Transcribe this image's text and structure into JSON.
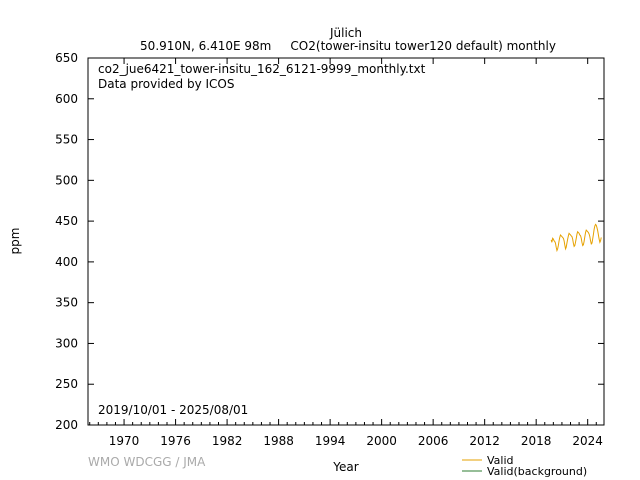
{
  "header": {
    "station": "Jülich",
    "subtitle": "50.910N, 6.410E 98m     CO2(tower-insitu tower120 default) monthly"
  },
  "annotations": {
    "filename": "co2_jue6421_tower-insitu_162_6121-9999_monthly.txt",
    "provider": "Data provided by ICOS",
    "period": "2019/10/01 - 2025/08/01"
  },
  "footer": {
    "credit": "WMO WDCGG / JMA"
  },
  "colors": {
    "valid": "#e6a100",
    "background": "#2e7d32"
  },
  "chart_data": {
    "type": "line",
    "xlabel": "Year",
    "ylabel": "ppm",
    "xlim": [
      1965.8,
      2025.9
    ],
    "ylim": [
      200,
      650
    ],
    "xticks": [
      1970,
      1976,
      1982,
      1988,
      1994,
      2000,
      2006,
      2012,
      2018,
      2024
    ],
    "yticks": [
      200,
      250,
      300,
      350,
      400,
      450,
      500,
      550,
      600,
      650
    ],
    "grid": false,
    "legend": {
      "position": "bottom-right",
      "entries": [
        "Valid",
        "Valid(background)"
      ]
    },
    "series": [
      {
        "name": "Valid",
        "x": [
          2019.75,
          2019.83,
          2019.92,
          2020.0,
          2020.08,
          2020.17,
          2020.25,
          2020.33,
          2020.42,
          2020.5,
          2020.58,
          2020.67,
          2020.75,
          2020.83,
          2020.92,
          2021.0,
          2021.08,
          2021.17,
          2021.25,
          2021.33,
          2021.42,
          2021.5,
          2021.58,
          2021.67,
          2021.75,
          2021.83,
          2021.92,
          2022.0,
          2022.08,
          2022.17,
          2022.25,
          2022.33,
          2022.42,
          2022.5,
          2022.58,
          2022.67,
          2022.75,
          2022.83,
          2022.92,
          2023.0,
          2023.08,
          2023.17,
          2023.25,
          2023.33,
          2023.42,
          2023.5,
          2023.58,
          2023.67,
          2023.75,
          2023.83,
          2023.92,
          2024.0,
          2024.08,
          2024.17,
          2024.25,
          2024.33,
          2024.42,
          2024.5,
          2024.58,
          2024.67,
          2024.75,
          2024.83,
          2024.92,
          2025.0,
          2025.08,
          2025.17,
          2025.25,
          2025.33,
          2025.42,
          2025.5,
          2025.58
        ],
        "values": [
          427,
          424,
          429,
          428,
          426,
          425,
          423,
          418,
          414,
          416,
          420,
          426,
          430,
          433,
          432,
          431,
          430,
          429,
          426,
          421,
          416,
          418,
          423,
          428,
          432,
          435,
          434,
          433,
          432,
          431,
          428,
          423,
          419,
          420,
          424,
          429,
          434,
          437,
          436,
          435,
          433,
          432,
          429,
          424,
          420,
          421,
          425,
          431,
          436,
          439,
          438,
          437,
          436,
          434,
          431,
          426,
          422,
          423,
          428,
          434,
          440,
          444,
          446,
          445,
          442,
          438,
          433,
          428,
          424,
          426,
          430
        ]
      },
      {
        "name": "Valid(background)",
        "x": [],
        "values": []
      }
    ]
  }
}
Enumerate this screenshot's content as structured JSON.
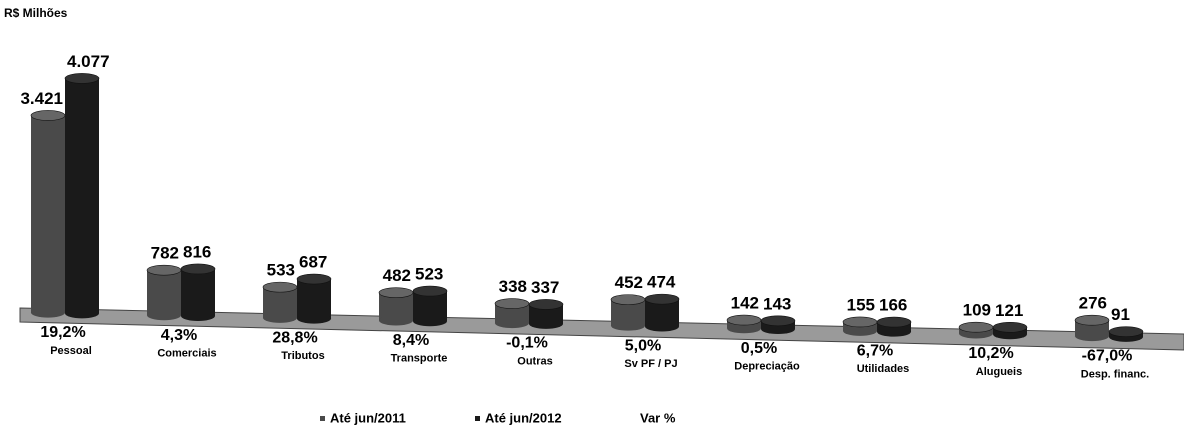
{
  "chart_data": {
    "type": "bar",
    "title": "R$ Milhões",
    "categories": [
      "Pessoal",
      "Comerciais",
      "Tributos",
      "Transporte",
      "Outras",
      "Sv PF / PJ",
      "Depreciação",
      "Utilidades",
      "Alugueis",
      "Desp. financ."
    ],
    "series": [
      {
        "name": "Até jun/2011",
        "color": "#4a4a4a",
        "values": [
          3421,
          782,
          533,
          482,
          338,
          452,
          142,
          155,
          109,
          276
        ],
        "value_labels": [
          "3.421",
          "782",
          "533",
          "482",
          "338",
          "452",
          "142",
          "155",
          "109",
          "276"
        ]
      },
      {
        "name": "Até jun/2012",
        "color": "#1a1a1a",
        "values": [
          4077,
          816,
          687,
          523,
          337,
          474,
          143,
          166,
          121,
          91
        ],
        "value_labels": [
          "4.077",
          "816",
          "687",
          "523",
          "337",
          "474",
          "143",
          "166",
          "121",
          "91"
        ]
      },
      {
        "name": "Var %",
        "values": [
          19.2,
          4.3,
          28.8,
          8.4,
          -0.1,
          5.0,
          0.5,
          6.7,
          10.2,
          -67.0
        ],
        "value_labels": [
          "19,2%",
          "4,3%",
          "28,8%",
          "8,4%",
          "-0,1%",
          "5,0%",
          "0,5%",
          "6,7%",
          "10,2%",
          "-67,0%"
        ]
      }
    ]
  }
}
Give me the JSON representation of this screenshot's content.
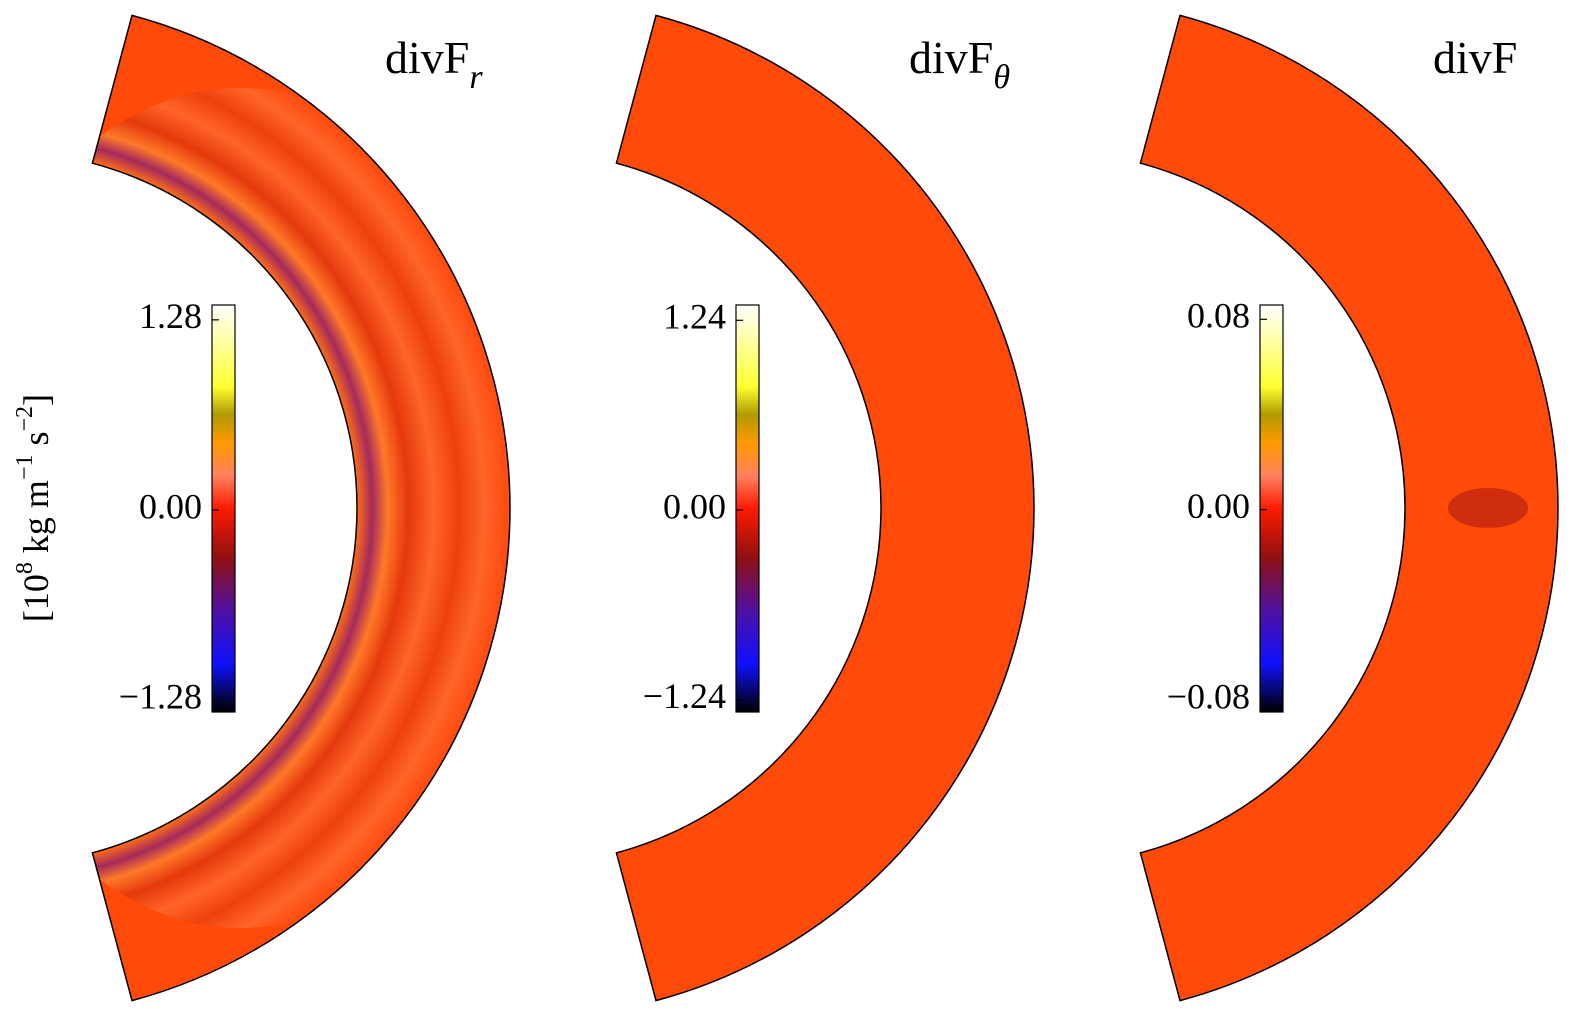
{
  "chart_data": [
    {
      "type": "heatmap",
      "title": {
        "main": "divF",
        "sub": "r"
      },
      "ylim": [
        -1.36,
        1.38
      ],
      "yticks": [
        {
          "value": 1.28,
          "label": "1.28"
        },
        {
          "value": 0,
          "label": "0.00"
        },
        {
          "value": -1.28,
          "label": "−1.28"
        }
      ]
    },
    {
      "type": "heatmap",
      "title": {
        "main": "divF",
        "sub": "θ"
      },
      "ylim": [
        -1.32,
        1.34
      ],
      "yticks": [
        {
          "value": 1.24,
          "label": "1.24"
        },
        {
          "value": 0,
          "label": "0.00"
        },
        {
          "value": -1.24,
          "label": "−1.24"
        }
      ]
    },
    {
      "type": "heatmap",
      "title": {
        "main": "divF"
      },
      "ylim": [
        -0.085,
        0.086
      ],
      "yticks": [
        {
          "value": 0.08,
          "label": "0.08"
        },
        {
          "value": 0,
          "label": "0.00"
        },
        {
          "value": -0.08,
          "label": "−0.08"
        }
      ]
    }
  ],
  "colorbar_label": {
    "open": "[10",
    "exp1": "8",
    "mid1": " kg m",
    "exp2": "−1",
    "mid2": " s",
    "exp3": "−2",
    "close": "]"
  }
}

==

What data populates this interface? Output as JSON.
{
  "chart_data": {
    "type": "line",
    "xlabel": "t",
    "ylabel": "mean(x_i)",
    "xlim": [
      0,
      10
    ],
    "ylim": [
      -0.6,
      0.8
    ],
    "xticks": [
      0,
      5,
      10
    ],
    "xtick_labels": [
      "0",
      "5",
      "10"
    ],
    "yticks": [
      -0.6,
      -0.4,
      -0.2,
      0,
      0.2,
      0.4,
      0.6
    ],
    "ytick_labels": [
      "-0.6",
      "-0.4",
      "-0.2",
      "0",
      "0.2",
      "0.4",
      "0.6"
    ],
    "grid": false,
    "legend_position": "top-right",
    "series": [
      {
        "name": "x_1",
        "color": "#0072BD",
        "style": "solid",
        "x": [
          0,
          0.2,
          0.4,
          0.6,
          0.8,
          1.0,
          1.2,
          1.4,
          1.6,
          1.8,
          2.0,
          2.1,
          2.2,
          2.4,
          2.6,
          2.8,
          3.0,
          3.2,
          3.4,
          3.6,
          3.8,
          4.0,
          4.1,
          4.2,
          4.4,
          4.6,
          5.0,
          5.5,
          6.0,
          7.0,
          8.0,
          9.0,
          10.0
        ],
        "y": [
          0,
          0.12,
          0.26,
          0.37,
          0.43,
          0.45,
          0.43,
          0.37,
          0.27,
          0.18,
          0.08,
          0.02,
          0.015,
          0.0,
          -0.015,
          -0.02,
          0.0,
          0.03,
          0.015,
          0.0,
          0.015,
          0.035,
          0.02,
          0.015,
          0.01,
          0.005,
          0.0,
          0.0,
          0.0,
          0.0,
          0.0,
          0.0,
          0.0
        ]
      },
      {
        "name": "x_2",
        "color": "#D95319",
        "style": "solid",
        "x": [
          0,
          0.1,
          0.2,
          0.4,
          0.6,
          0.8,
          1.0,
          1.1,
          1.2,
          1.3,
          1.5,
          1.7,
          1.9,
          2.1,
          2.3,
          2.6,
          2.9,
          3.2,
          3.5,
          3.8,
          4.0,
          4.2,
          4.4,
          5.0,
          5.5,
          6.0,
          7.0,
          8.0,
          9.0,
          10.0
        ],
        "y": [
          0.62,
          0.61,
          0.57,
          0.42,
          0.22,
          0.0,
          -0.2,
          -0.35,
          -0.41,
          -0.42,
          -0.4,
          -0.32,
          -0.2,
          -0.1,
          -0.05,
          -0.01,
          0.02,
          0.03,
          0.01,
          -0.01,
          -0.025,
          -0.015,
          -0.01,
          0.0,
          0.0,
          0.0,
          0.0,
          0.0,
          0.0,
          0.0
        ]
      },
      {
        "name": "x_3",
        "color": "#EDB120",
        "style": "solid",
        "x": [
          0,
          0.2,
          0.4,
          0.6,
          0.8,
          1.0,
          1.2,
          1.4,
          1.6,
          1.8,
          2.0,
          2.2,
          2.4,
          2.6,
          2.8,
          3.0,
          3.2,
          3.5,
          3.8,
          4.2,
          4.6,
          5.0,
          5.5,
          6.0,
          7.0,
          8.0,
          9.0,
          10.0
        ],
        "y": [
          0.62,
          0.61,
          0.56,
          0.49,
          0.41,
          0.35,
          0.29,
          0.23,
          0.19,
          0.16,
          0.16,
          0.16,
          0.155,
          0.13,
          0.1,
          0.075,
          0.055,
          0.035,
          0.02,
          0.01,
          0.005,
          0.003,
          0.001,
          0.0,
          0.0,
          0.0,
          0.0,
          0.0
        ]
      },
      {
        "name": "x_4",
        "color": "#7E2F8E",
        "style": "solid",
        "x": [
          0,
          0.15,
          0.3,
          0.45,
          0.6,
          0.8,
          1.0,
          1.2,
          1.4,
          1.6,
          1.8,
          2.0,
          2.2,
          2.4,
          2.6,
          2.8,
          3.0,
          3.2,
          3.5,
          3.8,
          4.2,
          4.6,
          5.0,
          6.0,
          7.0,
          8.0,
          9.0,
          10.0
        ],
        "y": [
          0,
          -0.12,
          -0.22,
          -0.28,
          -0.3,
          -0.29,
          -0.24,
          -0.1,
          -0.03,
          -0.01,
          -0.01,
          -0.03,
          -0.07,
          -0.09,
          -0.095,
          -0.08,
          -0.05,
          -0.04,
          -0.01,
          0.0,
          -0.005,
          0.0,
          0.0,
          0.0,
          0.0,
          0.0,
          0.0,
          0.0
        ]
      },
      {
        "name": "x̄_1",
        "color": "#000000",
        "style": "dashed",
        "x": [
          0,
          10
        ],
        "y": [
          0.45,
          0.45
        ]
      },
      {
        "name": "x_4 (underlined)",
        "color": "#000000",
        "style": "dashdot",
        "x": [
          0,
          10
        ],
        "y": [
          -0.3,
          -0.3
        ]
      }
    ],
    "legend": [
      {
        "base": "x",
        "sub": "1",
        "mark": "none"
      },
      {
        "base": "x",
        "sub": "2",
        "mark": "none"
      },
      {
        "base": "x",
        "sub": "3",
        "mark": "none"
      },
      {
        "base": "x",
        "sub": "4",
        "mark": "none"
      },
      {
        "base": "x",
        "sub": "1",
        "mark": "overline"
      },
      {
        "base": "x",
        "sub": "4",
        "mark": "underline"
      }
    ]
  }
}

- [Directions]:
Extract all lines from the material above that include the word "background".

- [Finished task]:
    "background": "#2e7d32"
        "Valid(background)"
        "name": "Valid(background)",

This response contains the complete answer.